[start GIVEN ENTRIES]
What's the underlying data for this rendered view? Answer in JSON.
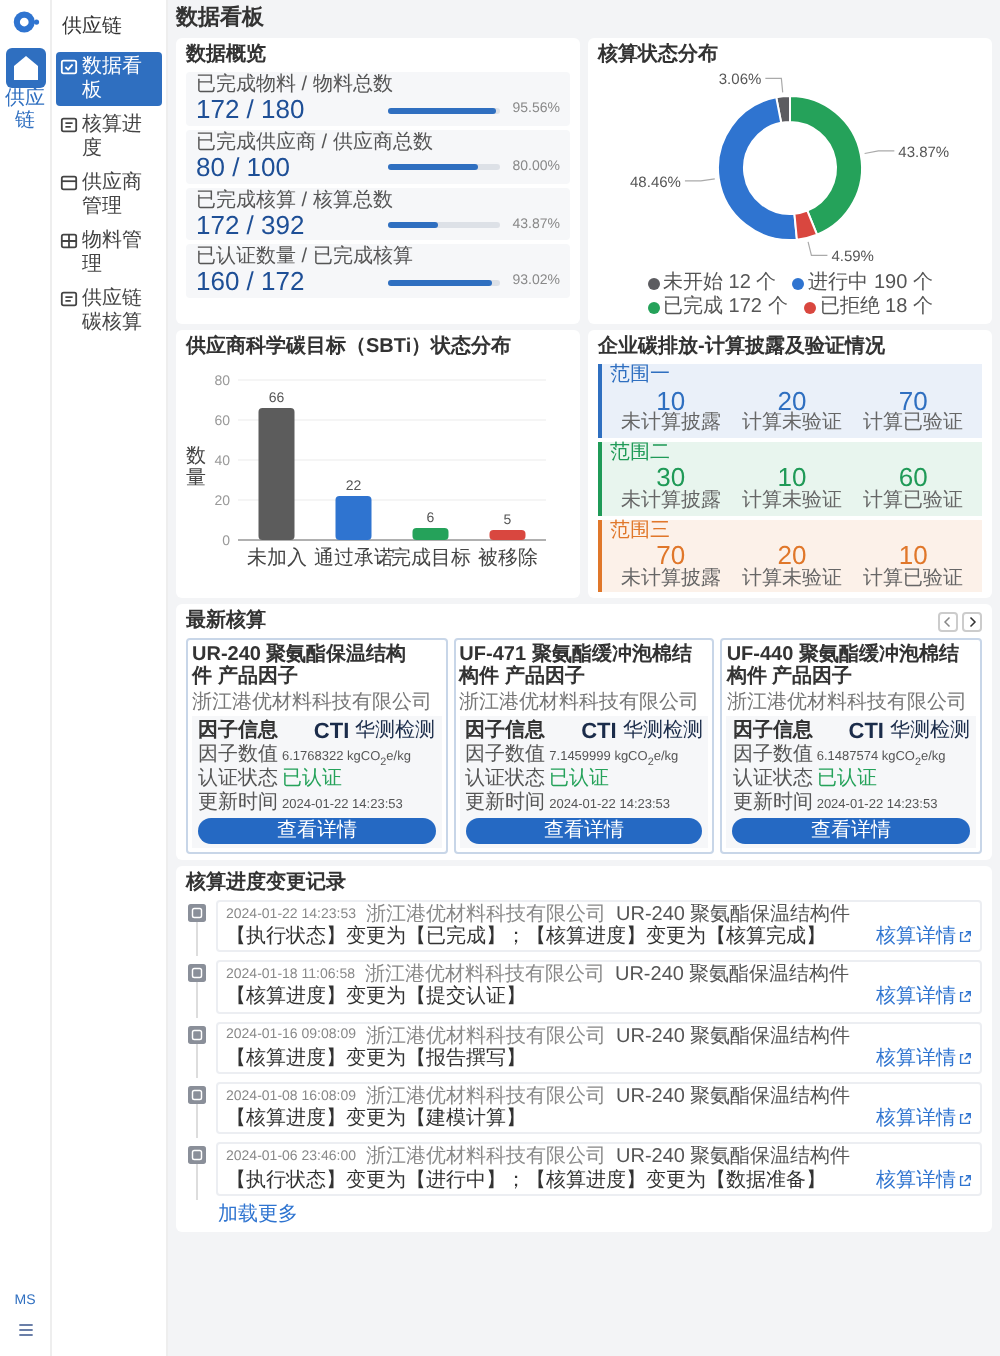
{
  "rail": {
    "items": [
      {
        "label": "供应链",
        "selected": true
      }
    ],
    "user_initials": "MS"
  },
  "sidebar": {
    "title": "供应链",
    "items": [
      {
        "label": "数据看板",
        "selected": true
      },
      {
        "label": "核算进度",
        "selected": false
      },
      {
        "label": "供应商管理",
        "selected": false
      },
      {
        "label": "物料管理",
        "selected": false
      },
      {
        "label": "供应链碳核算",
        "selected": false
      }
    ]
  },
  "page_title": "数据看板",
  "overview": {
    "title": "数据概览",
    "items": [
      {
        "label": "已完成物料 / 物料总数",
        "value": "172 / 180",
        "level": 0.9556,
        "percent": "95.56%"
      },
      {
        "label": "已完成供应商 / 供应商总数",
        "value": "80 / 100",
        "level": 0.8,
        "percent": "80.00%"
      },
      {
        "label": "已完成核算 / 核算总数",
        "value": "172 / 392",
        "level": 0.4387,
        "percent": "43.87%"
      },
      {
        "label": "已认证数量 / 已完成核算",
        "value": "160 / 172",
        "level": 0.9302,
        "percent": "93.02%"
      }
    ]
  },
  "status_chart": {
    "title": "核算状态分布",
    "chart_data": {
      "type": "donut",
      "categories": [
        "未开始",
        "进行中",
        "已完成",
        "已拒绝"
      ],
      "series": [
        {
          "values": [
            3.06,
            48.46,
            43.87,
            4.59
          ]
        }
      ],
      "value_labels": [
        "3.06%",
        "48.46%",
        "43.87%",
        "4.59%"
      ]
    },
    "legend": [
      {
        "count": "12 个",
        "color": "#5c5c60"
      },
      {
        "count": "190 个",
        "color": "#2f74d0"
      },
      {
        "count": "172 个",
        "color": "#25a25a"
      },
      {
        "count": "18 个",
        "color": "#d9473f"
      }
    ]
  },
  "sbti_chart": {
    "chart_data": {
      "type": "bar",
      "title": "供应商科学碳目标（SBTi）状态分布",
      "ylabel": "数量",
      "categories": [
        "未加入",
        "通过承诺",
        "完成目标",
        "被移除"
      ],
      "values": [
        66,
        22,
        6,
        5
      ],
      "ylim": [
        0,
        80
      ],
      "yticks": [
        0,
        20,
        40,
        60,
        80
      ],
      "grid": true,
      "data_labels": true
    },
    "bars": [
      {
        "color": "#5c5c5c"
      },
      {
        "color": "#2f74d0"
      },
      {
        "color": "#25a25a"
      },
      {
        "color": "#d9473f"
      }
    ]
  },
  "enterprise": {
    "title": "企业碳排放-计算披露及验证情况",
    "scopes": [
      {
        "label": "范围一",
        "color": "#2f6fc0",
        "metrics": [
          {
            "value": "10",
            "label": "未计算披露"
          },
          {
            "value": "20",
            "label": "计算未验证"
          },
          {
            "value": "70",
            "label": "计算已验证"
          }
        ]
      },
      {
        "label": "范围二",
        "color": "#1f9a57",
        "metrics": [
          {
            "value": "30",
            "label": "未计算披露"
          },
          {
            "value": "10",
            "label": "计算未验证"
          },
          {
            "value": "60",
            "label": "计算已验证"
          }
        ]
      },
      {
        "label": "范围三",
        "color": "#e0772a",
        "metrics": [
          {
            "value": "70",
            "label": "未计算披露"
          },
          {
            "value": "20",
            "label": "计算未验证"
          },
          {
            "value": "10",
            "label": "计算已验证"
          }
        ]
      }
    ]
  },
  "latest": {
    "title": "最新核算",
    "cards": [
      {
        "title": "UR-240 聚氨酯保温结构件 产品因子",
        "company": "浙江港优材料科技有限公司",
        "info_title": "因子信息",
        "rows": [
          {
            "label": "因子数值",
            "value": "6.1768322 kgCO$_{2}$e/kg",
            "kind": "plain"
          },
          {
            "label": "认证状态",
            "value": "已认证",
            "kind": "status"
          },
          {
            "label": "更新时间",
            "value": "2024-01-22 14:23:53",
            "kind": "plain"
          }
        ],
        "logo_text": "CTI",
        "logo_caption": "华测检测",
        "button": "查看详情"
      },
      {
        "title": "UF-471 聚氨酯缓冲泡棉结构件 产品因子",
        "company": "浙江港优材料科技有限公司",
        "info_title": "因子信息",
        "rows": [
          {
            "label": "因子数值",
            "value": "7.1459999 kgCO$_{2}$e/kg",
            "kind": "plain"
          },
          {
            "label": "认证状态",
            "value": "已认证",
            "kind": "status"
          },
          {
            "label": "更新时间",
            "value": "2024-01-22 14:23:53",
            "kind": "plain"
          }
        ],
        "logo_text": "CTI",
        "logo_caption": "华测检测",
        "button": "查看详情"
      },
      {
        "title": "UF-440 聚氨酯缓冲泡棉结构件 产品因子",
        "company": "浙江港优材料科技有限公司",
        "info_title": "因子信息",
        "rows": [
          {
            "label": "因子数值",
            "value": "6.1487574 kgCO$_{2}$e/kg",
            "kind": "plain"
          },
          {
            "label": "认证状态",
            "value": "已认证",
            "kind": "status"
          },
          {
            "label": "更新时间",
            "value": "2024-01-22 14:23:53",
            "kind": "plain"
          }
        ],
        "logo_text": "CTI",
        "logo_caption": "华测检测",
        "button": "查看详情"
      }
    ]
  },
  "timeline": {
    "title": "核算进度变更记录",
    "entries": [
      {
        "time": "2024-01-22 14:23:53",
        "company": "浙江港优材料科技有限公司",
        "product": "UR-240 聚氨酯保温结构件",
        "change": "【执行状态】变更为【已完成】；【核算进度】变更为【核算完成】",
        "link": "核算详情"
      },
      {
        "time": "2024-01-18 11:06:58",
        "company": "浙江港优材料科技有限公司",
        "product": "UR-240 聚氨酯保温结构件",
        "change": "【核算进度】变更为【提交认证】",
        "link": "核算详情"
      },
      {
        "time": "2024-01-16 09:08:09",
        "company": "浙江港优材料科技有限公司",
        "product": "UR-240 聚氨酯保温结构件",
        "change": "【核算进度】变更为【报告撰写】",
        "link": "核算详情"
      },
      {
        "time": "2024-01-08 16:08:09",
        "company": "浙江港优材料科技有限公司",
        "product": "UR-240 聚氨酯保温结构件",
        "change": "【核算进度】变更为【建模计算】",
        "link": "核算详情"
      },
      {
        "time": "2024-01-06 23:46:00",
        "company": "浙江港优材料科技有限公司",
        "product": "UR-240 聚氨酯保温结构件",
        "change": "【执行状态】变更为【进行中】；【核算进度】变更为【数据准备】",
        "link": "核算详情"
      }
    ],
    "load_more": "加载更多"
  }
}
[end GIVEN ENTRIES]
[start GIVEN ENTRIES]
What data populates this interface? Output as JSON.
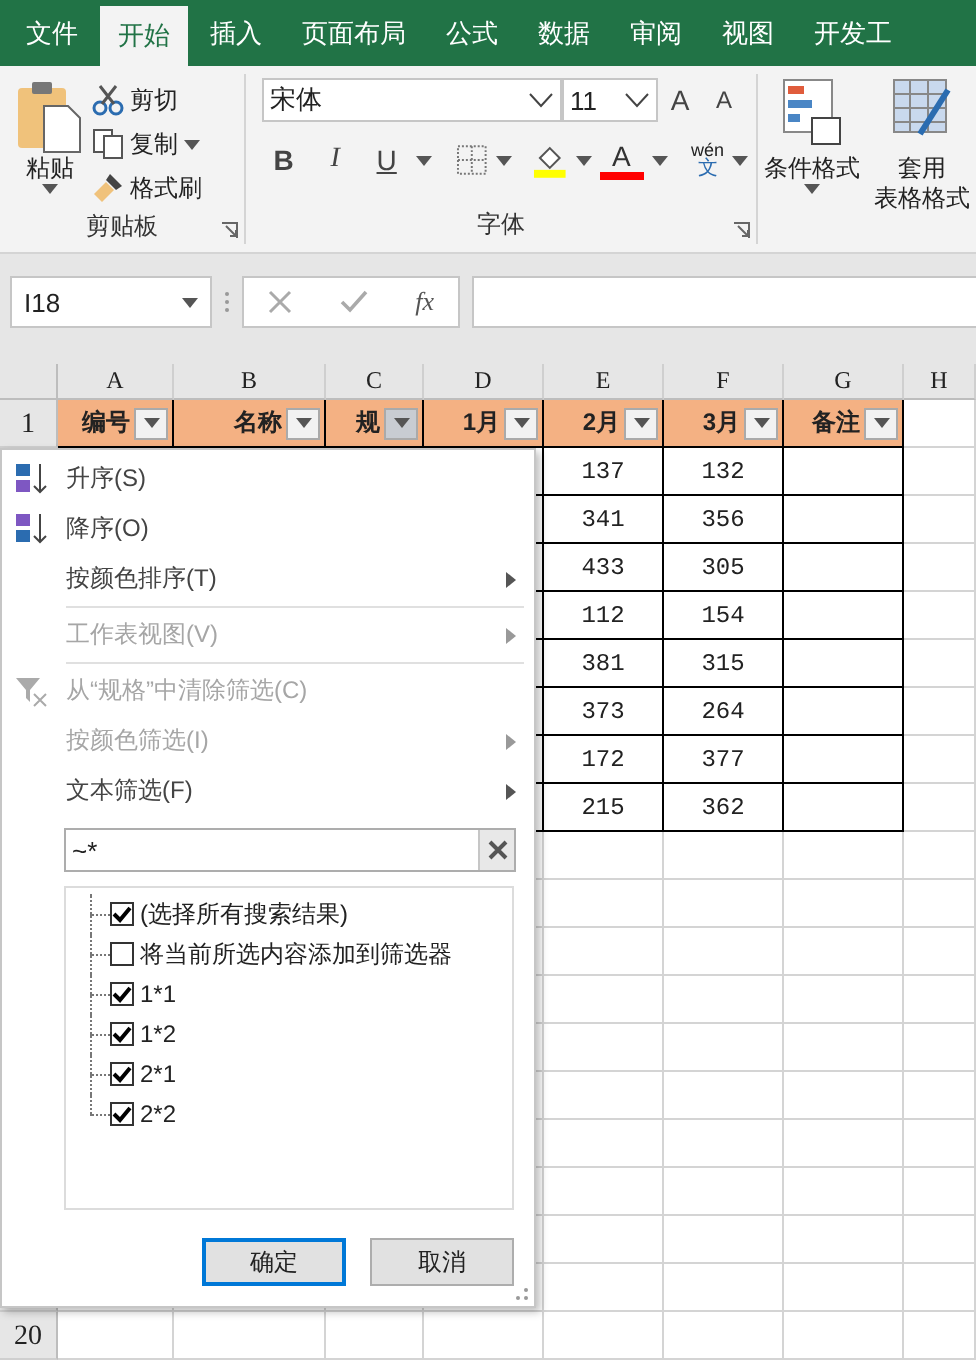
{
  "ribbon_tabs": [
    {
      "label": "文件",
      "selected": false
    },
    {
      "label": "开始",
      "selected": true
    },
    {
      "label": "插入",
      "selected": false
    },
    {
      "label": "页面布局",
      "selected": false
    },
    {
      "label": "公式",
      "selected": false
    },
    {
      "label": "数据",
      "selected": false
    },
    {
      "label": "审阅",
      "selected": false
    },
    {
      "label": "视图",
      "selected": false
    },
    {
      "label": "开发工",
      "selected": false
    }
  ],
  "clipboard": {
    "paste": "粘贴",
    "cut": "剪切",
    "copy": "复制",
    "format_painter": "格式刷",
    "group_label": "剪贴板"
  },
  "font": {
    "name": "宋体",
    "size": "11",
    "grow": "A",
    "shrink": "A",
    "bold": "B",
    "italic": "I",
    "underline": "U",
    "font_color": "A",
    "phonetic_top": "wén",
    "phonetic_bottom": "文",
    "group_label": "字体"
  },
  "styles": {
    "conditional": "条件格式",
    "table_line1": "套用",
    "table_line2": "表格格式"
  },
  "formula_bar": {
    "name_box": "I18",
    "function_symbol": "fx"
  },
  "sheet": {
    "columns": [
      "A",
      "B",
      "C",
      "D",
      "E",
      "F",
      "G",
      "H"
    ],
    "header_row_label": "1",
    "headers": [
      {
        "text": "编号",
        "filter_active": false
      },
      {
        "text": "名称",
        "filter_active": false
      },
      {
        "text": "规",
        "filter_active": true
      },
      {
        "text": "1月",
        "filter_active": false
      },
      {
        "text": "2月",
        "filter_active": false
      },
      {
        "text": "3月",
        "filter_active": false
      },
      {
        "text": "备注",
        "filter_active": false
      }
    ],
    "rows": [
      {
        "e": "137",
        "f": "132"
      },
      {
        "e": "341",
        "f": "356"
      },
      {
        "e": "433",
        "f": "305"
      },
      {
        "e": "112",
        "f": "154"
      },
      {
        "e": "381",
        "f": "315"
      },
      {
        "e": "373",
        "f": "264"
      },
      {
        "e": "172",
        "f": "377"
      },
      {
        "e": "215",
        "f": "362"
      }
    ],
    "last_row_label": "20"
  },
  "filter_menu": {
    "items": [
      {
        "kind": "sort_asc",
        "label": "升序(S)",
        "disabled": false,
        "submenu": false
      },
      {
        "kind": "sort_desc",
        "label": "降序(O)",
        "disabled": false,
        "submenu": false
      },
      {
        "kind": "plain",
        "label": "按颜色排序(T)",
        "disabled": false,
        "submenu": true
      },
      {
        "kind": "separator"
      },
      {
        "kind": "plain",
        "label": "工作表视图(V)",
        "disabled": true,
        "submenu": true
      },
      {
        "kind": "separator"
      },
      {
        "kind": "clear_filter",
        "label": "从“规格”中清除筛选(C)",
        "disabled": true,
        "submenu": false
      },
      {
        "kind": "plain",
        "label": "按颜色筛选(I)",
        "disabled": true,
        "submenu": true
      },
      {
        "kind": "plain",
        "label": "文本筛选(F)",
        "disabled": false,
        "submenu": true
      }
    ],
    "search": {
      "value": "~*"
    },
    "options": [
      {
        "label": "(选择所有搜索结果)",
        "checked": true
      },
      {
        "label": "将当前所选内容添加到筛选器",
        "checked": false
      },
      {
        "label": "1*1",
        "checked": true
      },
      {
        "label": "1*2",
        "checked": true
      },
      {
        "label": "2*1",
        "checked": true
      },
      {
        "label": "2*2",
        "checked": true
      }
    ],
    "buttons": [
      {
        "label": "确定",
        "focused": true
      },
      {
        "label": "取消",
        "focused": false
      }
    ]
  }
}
[end GIVEN ENTRIES]
[start GIVEN ENTRIES]
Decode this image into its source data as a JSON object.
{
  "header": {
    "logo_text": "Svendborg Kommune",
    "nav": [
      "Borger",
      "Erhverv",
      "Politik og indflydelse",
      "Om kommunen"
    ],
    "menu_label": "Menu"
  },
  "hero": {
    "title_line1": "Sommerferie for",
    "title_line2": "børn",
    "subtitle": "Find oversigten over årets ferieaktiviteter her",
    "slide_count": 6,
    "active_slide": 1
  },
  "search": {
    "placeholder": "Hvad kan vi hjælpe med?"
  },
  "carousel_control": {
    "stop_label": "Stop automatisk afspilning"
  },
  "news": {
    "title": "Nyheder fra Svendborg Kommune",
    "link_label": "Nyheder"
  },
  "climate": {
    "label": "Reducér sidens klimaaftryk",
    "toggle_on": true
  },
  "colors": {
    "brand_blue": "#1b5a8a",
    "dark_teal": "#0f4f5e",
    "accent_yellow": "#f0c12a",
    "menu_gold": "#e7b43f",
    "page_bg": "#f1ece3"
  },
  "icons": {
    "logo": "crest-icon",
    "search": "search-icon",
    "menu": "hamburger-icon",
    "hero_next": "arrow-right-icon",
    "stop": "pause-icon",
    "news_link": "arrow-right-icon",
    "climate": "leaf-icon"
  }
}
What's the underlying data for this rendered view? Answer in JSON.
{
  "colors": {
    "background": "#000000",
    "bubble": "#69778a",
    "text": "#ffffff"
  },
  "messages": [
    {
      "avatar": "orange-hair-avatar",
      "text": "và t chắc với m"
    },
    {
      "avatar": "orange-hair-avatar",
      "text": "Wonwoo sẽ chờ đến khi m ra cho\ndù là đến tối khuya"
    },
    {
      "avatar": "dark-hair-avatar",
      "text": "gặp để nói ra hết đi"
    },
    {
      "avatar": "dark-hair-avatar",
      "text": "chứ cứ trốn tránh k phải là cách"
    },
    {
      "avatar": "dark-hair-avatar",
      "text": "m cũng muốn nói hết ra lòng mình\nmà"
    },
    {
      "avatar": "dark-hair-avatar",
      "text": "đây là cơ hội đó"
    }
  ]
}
[end GIVEN ENTRIES]
### YOUR GOAL
Extract every line above that contains the word "JSON".

### RESULT FOR THIS TASK
What's the underlying data for this rendered view? Answer in JSON.
What data populates this interface? Output as JSON.
Decode this image into its source data as a JSON object.
What's the underlying data for this rendered view? Answer in JSON.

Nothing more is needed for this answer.